(Items from a dataset)
= = = = = = =
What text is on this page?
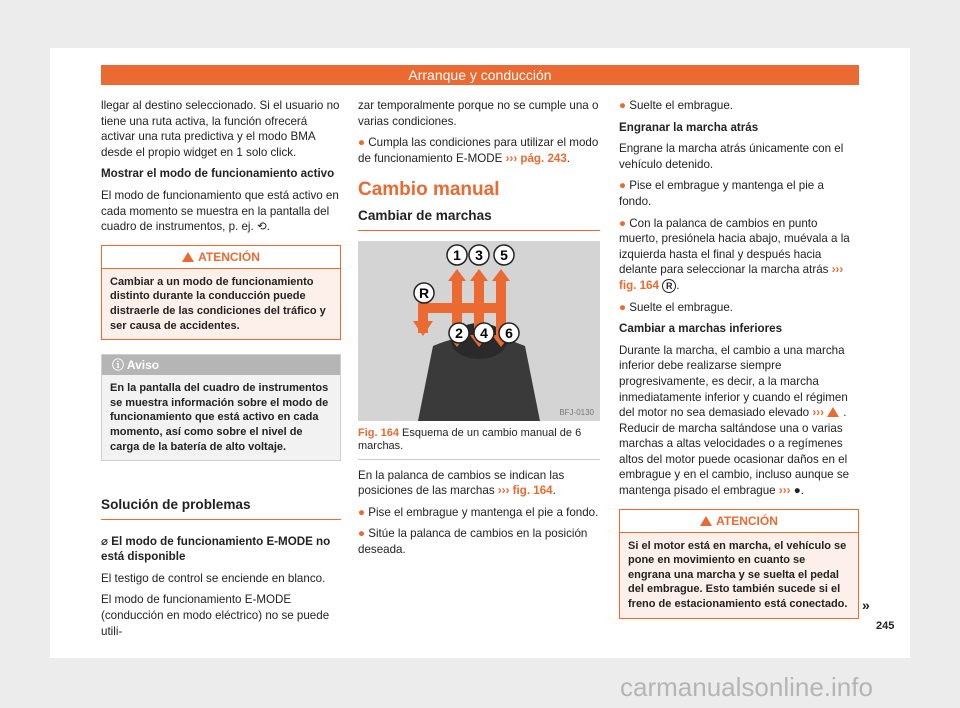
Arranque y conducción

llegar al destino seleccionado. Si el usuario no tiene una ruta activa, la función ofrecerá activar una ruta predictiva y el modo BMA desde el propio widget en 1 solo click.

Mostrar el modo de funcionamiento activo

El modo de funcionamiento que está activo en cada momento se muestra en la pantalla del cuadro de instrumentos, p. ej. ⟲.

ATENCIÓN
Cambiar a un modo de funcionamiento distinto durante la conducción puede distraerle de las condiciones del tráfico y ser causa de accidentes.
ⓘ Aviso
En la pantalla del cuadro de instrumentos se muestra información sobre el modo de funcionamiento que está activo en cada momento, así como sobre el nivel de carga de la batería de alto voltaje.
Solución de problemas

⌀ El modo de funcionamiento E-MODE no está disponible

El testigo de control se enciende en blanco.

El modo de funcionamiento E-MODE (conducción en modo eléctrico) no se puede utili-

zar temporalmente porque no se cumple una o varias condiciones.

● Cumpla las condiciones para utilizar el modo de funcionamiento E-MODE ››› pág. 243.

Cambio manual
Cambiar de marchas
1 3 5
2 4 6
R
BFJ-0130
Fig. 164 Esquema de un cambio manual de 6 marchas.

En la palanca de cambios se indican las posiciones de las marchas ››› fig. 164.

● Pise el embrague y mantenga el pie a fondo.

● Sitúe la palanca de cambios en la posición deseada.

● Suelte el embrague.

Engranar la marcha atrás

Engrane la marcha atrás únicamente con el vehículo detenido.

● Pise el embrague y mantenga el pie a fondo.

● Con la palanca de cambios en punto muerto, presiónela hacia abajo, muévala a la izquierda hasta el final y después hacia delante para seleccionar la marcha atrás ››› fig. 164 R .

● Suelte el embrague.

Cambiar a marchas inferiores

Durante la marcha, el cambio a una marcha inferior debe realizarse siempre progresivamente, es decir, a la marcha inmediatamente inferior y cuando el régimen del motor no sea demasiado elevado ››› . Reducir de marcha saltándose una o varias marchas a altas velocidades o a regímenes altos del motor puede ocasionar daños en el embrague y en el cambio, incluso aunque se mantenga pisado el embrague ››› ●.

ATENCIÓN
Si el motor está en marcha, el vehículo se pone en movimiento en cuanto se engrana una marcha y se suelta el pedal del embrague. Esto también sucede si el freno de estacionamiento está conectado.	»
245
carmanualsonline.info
= = = = = = =
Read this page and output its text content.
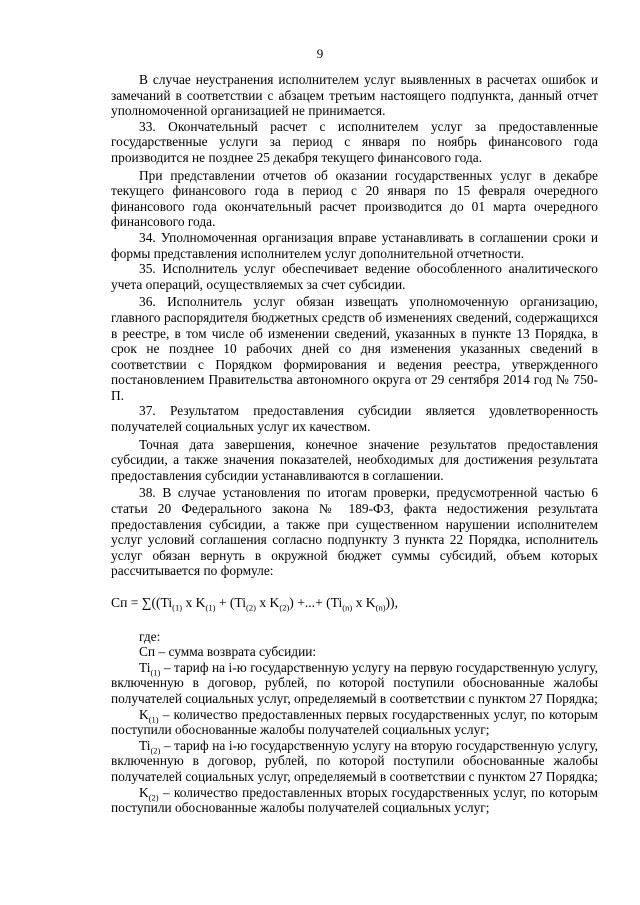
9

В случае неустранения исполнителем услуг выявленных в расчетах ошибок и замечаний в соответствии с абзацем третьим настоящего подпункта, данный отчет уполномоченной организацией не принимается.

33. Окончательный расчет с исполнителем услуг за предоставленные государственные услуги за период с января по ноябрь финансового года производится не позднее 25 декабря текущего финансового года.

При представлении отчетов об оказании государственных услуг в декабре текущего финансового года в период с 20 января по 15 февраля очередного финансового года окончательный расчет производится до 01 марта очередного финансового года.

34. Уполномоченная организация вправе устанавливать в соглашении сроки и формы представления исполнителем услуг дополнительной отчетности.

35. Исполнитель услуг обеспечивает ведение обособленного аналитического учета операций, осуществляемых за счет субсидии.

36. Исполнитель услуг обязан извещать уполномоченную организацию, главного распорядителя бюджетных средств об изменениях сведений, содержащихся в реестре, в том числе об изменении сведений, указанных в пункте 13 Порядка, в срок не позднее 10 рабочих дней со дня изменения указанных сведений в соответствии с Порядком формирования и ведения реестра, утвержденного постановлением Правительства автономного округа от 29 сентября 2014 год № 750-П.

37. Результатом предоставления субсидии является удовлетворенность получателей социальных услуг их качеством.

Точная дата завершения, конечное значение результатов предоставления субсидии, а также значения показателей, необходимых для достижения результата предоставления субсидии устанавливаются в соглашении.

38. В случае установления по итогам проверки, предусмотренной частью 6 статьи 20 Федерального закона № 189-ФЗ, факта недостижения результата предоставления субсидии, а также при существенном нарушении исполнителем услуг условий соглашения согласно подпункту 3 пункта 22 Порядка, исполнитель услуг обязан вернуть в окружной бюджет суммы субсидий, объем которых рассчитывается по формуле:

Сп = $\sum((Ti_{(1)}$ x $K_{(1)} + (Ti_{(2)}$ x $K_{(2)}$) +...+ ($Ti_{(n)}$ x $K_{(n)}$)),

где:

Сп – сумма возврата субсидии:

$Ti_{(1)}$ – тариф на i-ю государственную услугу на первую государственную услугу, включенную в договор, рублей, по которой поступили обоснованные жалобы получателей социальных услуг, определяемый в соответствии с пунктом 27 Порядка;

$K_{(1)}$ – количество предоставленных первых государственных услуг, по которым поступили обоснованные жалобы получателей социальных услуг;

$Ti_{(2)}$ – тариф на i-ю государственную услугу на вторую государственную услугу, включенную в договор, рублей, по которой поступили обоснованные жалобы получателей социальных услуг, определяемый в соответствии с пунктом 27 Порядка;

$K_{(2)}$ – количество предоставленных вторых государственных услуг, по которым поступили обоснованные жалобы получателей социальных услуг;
= = = = = = =
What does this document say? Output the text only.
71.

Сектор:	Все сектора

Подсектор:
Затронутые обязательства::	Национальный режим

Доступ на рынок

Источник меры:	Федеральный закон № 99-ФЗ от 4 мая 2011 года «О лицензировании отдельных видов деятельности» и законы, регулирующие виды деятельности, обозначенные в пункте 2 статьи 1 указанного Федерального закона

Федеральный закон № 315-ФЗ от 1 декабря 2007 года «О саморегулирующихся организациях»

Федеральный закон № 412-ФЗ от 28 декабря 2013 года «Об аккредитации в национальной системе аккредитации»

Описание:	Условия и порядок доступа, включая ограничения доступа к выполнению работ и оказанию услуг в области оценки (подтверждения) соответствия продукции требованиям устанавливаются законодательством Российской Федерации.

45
= = = = = = =
### [Directions for this task]
For each line above that contains the word "жалобы", copy that line.

### [Response to the task]
$Ti_{(1)}$ – тариф на i-ю государственную услугу на первую государственную услугу, включенную в договор, рублей, по которой поступили обоснованные жалобы получателей социальных услуг, определяемый в соответствии с пунктом 27 Порядка;
$K_{(1)}$ – количество предоставленных первых государственных услуг, по которым поступили обоснованные жалобы получателей социальных услуг;
$Ti_{(2)}$ – тариф на i-ю государственную услугу на вторую государственную услугу, включенную в договор, рублей, по которой поступили обоснованные жалобы получателей социальных услуг, определяемый в соответствии с пунктом 27 Порядка;
$K_{(2)}$ – количество предоставленных вторых государственных услуг, по которым поступили обоснованные жалобы получателей социальных услуг;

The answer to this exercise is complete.